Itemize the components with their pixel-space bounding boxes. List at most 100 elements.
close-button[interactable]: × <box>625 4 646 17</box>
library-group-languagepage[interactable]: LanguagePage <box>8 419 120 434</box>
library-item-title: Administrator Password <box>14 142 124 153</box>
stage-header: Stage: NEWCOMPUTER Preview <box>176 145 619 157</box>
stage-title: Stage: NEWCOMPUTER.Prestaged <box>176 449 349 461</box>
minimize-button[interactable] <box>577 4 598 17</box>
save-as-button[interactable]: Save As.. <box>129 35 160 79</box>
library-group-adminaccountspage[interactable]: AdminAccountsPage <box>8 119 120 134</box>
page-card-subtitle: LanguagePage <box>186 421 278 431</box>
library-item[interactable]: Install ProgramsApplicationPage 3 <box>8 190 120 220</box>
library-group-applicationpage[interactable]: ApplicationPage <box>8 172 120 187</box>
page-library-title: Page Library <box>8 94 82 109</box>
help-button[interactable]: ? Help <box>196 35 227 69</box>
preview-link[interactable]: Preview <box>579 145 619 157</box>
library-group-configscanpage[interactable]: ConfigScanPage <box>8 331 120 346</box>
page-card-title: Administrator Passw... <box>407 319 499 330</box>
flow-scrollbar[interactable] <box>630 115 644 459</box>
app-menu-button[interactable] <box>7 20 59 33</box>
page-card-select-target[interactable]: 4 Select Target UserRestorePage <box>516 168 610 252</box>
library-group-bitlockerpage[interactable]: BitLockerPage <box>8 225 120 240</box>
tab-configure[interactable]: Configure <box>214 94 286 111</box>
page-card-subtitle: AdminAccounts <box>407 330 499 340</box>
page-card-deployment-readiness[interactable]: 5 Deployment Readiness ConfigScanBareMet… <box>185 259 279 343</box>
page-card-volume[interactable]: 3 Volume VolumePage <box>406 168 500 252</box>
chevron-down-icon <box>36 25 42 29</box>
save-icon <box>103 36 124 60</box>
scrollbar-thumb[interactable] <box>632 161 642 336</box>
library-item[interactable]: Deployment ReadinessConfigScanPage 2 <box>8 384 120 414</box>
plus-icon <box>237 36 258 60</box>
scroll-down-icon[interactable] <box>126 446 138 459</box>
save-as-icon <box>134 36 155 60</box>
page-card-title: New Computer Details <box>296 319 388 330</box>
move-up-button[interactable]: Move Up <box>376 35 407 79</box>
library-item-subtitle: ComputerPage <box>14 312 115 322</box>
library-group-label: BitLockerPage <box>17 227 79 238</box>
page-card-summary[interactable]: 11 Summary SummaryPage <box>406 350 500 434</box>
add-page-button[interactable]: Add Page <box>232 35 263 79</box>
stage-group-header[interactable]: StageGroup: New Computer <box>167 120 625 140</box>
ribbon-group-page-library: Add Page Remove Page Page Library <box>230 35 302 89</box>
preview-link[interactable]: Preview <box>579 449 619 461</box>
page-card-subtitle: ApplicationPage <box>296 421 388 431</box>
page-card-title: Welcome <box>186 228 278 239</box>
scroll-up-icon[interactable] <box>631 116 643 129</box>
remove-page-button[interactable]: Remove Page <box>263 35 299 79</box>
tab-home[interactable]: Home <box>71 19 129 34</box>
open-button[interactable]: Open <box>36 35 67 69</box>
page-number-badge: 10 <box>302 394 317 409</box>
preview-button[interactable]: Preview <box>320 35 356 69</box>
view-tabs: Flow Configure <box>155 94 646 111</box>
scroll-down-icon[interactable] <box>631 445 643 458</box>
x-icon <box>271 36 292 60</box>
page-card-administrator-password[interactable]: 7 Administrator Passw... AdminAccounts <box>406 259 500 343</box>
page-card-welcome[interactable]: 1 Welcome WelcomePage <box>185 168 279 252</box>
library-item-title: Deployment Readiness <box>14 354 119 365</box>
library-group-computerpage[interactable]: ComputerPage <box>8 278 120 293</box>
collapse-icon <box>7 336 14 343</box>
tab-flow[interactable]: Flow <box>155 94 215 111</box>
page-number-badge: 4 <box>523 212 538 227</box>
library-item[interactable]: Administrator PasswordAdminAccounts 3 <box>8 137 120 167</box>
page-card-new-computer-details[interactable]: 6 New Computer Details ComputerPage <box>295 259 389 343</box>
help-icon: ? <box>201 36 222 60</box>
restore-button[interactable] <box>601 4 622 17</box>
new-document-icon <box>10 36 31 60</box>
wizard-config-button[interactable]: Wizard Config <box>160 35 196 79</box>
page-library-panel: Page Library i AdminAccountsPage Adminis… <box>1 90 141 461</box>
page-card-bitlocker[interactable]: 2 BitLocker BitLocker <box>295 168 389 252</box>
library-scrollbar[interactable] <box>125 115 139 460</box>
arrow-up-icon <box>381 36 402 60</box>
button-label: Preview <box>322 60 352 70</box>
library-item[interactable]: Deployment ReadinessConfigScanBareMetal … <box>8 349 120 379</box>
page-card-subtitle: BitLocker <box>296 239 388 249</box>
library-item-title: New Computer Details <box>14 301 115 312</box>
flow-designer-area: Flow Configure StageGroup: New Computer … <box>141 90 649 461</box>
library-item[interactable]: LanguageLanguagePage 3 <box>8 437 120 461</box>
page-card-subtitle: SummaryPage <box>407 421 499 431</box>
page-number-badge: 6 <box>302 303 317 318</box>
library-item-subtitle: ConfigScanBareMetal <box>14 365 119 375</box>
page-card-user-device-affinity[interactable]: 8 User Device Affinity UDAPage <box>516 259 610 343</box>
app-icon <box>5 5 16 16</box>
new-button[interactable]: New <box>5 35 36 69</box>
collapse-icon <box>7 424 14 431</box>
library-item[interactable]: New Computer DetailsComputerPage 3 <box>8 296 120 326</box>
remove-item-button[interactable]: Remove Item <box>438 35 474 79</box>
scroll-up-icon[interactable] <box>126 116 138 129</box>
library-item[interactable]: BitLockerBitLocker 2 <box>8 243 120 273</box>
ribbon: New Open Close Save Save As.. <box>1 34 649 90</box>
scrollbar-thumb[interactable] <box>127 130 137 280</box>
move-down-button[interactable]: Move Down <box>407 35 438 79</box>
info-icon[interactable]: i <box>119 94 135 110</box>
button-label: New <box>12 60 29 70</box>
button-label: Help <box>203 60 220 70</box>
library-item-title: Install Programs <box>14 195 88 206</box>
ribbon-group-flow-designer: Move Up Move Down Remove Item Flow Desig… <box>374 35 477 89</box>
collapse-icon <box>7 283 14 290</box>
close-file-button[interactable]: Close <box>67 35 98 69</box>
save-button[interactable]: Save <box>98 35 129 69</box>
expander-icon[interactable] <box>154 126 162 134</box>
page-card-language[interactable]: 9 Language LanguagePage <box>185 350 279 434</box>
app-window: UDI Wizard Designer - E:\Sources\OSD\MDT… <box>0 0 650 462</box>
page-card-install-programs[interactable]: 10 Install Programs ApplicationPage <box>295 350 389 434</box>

┄┄┄┄┄┄┄┄┄┄┄┄┄┄┄┄┄┄┄┄

• _Your task_:
Transcribe every row above word for word, keeping each line the same as it appears.

• _Solution below_:
Itemize the components with their pixel-space bounding boxes. List at most 100 elements.
close-button[interactable]: × <box>625 4 646 17</box>
library-group-languagepage[interactable]: LanguagePage <box>8 419 120 434</box>
library-item-title: Administrator Password <box>14 142 124 153</box>
stage-header: Stage: NEWCOMPUTER Preview <box>176 145 619 157</box>
stage-title: Stage: NEWCOMPUTER.Prestaged <box>176 449 349 461</box>
minimize-button[interactable] <box>577 4 598 17</box>
save-as-button[interactable]: Save As.. <box>129 35 160 79</box>
library-group-adminaccountspage[interactable]: AdminAccountsPage <box>8 119 120 134</box>
page-card-subtitle: LanguagePage <box>186 421 278 431</box>
library-item[interactable]: Install ProgramsApplicationPage 3 <box>8 190 120 220</box>
library-group-applicationpage[interactable]: ApplicationPage <box>8 172 120 187</box>
page-library-title: Page Library <box>8 94 82 109</box>
help-button[interactable]: ? Help <box>196 35 227 69</box>
preview-link[interactable]: Preview <box>579 145 619 157</box>
library-group-configscanpage[interactable]: ConfigScanPage <box>8 331 120 346</box>
page-card-title: Administrator Passw... <box>407 319 499 330</box>
flow-scrollbar[interactable] <box>630 115 644 459</box>
app-menu-button[interactable] <box>7 20 59 33</box>
page-card-select-target[interactable]: 4 Select Target UserRestorePage <box>516 168 610 252</box>
library-group-bitlockerpage[interactable]: BitLockerPage <box>8 225 120 240</box>
tab-configure[interactable]: Configure <box>214 94 286 111</box>
page-card-subtitle: AdminAccounts <box>407 330 499 340</box>
page-card-deployment-readiness[interactable]: 5 Deployment Readiness ConfigScanBareMet… <box>185 259 279 343</box>
page-card-volume[interactable]: 3 Volume VolumePage <box>406 168 500 252</box>
chevron-down-icon <box>36 25 42 29</box>
save-icon <box>103 36 124 60</box>
scrollbar-thumb[interactable] <box>632 161 642 336</box>
library-item[interactable]: Deployment ReadinessConfigScanPage 2 <box>8 384 120 414</box>
plus-icon <box>237 36 258 60</box>
scroll-down-icon[interactable] <box>126 446 138 459</box>
save-as-icon <box>134 36 155 60</box>
page-card-title: New Computer Details <box>296 319 388 330</box>
move-up-button[interactable]: Move Up <box>376 35 407 79</box>
library-item-subtitle: ComputerPage <box>14 312 115 322</box>
library-group-label: BitLockerPage <box>17 227 79 238</box>
page-card-summary[interactable]: 11 Summary SummaryPage <box>406 350 500 434</box>
add-page-button[interactable]: Add Page <box>232 35 263 79</box>
stage-group-header[interactable]: StageGroup: New Computer <box>167 120 625 140</box>
ribbon-group-page-library: Add Page Remove Page Page Library <box>230 35 302 89</box>
preview-link[interactable]: Preview <box>579 449 619 461</box>
page-card-subtitle: ApplicationPage <box>296 421 388 431</box>
page-card-title: Welcome <box>186 228 278 239</box>
scroll-up-icon[interactable] <box>631 116 643 129</box>
remove-page-button[interactable]: Remove Page <box>263 35 299 79</box>
tab-home[interactable]: Home <box>71 19 129 34</box>
open-button[interactable]: Open <box>36 35 67 69</box>
page-number-badge: 10 <box>302 394 317 409</box>
preview-button[interactable]: Preview <box>320 35 356 69</box>
view-tabs: Flow Configure <box>155 94 646 111</box>
scroll-down-icon[interactable] <box>631 445 643 458</box>
x-icon <box>271 36 292 60</box>
page-card-administrator-password[interactable]: 7 Administrator Passw... AdminAccounts <box>406 259 500 343</box>
page-card-welcome[interactable]: 1 Welcome WelcomePage <box>185 168 279 252</box>
library-item-title: Deployment Readiness <box>14 354 119 365</box>
library-group-computerpage[interactable]: ComputerPage <box>8 278 120 293</box>
collapse-icon <box>7 336 14 343</box>
tab-flow[interactable]: Flow <box>155 94 215 111</box>
page-number-badge: 4 <box>523 212 538 227</box>
library-item[interactable]: Administrator PasswordAdminAccounts 3 <box>8 137 120 167</box>
page-card-new-computer-details[interactable]: 6 New Computer Details ComputerPage <box>295 259 389 343</box>
help-icon: ? <box>201 36 222 60</box>
restore-button[interactable] <box>601 4 622 17</box>
new-document-icon <box>10 36 31 60</box>
wizard-config-button[interactable]: Wizard Config <box>160 35 196 79</box>
page-library-panel: Page Library i AdminAccountsPage Adminis… <box>1 90 141 461</box>
page-card-bitlocker[interactable]: 2 BitLocker BitLocker <box>295 168 389 252</box>
library-scrollbar[interactable] <box>125 115 139 460</box>
arrow-up-icon <box>381 36 402 60</box>
button-label: Preview <box>322 60 352 70</box>
library-item[interactable]: Deployment ReadinessConfigScanBareMetal … <box>8 349 120 379</box>
page-card-subtitle: BitLocker <box>296 239 388 249</box>
library-item-title: New Computer Details <box>14 301 115 312</box>
flow-designer-area: Flow Configure StageGroup: New Computer … <box>141 90 649 461</box>
library-item[interactable]: LanguageLanguagePage 3 <box>8 437 120 461</box>
page-card-subtitle: SummaryPage <box>407 421 499 431</box>
page-number-badge: 6 <box>302 303 317 318</box>
library-item-subtitle: ConfigScanBareMetal <box>14 365 119 375</box>
page-card-user-device-affinity[interactable]: 8 User Device Affinity UDAPage <box>516 259 610 343</box>
app-icon <box>5 5 16 16</box>
new-button[interactable]: New <box>5 35 36 69</box>
collapse-icon <box>7 424 14 431</box>
library-item[interactable]: New Computer DetailsComputerPage 3 <box>8 296 120 326</box>
remove-item-button[interactable]: Remove Item <box>438 35 474 79</box>
scroll-up-icon[interactable] <box>126 116 138 129</box>
library-item[interactable]: BitLockerBitLocker 2 <box>8 243 120 273</box>
ribbon: New Open Close Save Save As.. <box>1 34 649 90</box>
scrollbar-thumb[interactable] <box>127 130 137 280</box>
move-down-button[interactable]: Move Down <box>407 35 438 79</box>
info-icon[interactable]: i <box>119 94 135 110</box>
button-label: New <box>12 60 29 70</box>
button-label: Help <box>203 60 220 70</box>
library-item-title: Install Programs <box>14 195 88 206</box>
ribbon-group-flow-designer: Move Up Move Down Remove Item Flow Desig… <box>374 35 477 89</box>
collapse-icon <box>7 283 14 290</box>
close-file-button[interactable]: Close <box>67 35 98 69</box>
save-button[interactable]: Save <box>98 35 129 69</box>
expander-icon[interactable] <box>154 126 162 134</box>
page-card-language[interactable]: 9 Language LanguagePage <box>185 350 279 434</box>
app-window: UDI Wizard Designer - E:\Sources\OSD\MDT… <box>0 0 650 462</box>
page-card-install-programs[interactable]: 10 Install Programs ApplicationPage <box>295 350 389 434</box>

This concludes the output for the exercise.